(WHAT NEEDS TO BE DONE):
Note how many lines in the entries contain the string "remove", then give that number and nothing else.
=== RECORDS SHOWN ===
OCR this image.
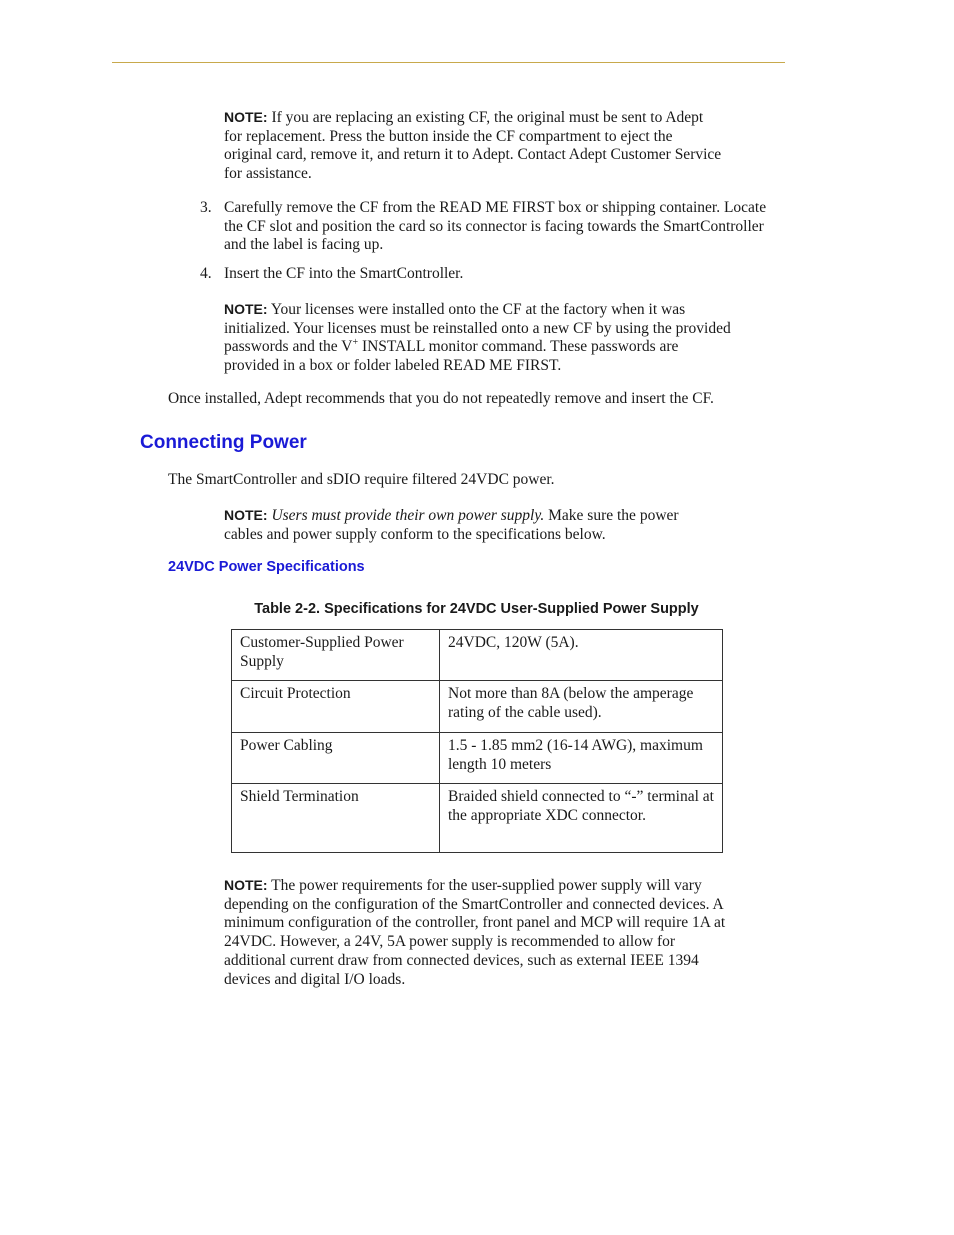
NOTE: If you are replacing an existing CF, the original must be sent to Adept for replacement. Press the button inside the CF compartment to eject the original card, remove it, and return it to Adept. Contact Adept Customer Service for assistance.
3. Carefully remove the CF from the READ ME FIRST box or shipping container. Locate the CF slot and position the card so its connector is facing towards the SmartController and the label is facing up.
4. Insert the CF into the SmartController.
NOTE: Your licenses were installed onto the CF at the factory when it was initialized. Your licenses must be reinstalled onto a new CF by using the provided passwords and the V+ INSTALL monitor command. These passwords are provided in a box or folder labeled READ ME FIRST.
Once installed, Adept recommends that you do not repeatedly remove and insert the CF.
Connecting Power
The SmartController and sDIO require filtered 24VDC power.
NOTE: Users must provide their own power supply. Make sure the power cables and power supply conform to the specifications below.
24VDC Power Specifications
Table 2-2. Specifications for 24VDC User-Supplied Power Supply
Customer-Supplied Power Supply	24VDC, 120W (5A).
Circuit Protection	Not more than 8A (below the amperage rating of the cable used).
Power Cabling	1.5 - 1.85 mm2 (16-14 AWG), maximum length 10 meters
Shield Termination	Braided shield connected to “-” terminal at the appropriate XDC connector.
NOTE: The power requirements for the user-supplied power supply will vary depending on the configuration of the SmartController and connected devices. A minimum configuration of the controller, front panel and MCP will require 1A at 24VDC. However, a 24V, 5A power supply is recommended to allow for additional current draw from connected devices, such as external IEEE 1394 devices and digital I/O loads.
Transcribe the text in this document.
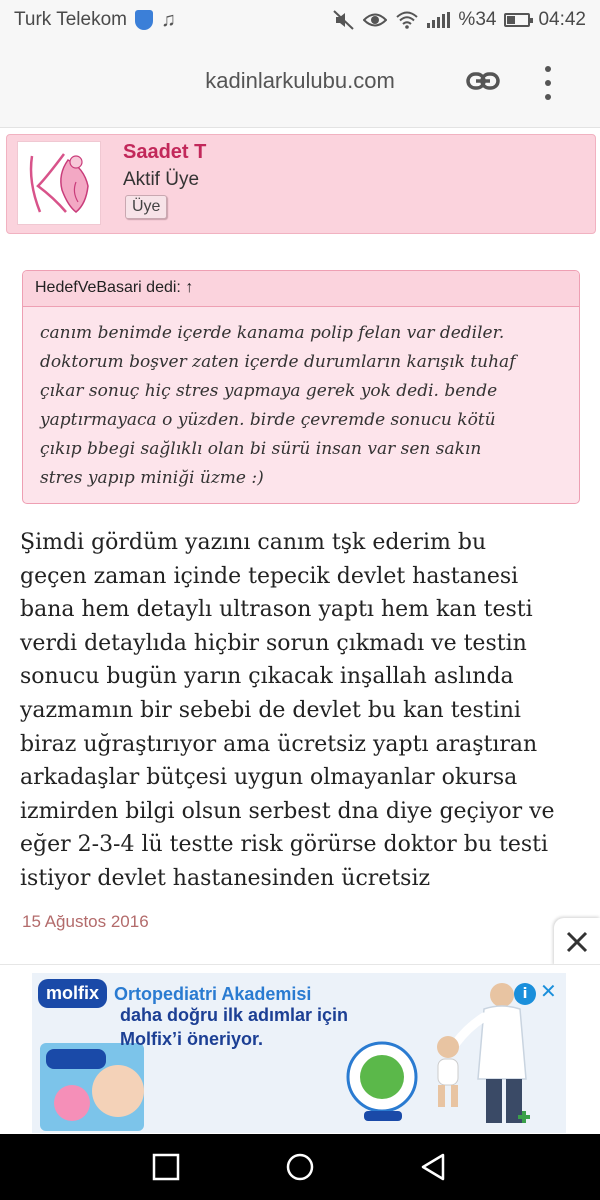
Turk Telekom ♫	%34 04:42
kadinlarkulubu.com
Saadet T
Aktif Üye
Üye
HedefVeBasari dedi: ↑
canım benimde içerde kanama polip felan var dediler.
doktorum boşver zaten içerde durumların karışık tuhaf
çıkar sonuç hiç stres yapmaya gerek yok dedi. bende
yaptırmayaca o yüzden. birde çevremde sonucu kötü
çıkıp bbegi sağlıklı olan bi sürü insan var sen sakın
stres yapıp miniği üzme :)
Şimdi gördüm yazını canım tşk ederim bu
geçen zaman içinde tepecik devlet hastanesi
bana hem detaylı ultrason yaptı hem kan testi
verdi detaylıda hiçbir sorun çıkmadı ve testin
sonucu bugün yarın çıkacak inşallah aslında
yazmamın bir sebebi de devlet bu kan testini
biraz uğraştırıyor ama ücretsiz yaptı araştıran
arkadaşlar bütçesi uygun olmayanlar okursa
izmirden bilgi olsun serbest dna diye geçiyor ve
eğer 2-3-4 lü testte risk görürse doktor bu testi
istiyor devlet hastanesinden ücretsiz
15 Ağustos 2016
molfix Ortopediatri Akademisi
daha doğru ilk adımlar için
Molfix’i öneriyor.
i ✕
===
(TASK SOLUTION):
3